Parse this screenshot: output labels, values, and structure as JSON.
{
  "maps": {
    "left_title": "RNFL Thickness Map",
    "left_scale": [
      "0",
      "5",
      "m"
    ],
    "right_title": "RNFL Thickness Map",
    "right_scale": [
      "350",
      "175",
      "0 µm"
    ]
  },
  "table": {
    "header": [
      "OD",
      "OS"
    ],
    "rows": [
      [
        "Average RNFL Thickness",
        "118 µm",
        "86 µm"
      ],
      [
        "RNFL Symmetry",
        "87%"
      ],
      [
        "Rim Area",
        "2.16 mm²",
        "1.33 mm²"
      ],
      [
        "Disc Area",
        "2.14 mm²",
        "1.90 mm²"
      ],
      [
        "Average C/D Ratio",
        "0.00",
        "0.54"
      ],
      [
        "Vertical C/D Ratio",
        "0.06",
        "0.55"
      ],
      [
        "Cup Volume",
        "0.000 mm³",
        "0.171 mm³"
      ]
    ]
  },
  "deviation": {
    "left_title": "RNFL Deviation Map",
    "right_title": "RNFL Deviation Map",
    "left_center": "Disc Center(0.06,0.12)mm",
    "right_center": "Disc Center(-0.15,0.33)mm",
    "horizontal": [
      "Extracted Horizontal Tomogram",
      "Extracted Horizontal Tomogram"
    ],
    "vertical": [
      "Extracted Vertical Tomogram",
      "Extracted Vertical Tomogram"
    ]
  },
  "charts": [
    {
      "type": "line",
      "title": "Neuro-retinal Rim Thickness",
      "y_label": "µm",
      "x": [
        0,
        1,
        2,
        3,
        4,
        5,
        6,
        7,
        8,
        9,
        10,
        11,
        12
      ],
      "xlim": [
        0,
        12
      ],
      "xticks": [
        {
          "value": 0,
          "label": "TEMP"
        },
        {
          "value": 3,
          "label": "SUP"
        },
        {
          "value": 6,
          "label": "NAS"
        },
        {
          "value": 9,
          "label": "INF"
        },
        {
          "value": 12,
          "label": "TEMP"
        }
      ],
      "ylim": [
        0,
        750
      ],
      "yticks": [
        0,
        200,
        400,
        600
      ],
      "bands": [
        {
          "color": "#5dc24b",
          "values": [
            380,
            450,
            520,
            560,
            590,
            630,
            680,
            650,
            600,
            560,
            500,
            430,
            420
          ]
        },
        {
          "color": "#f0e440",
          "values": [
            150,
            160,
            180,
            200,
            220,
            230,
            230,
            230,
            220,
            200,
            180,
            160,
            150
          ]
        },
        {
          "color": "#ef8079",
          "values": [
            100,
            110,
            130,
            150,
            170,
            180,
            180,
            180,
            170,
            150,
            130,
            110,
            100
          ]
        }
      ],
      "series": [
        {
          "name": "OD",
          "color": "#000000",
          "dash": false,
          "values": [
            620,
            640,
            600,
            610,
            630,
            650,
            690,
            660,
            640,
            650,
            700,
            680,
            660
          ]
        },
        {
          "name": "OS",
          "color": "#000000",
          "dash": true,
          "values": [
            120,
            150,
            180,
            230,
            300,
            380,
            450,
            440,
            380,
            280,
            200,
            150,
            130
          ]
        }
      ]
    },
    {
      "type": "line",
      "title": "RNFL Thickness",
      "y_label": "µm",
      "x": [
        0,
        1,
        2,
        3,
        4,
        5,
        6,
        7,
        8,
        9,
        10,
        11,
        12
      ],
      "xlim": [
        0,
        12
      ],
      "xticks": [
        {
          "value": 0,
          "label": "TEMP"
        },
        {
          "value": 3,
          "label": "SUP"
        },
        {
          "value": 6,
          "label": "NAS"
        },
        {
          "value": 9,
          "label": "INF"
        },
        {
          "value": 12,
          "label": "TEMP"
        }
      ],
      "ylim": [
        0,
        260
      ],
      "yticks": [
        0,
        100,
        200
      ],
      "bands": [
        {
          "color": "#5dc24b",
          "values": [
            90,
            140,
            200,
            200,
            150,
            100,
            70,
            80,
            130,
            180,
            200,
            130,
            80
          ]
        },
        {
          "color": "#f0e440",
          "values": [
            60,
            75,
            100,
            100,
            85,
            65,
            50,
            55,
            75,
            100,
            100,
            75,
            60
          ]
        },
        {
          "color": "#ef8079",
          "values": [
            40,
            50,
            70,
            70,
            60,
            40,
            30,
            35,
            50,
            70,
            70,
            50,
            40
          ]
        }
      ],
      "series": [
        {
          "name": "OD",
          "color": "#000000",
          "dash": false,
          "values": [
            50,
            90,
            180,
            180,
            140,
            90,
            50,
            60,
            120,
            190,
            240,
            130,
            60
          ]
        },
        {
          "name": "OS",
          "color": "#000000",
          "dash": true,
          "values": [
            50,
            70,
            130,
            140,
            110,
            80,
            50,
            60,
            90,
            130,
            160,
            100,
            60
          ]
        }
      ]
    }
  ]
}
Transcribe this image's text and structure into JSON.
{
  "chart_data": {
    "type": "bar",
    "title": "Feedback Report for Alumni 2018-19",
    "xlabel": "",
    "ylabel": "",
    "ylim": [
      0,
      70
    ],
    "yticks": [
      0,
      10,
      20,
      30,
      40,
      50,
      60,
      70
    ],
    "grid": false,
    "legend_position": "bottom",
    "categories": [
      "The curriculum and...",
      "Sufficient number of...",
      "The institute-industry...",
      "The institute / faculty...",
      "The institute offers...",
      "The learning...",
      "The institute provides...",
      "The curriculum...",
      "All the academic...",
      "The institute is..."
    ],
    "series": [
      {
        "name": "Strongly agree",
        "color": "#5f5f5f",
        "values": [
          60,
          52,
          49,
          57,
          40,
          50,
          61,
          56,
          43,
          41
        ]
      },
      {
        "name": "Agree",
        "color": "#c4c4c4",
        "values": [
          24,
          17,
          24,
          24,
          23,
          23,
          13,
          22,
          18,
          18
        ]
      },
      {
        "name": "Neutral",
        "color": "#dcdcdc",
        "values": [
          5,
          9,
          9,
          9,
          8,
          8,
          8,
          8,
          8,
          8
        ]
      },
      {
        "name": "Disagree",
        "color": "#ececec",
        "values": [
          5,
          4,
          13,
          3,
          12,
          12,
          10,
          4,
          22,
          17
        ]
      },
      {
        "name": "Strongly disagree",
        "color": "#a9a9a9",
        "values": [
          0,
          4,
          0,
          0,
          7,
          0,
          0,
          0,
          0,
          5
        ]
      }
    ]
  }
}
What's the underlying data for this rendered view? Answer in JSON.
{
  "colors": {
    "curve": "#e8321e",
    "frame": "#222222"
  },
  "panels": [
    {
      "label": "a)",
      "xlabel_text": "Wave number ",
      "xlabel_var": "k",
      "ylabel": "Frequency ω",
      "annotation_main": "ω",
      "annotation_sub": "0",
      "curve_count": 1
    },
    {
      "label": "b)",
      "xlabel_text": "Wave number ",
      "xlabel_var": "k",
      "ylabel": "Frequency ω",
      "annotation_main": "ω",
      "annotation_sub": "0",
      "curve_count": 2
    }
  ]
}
○ ○ ○ ○ ○
#### Task instructions:
Go through the records and pull out each line that includes the word "Tomogram".

#### Full answer:
      "Extracted Horizontal Tomogram",
      "Extracted Horizontal Tomogram"
      "Extracted Vertical Tomogram",
      "Extracted Vertical Tomogram"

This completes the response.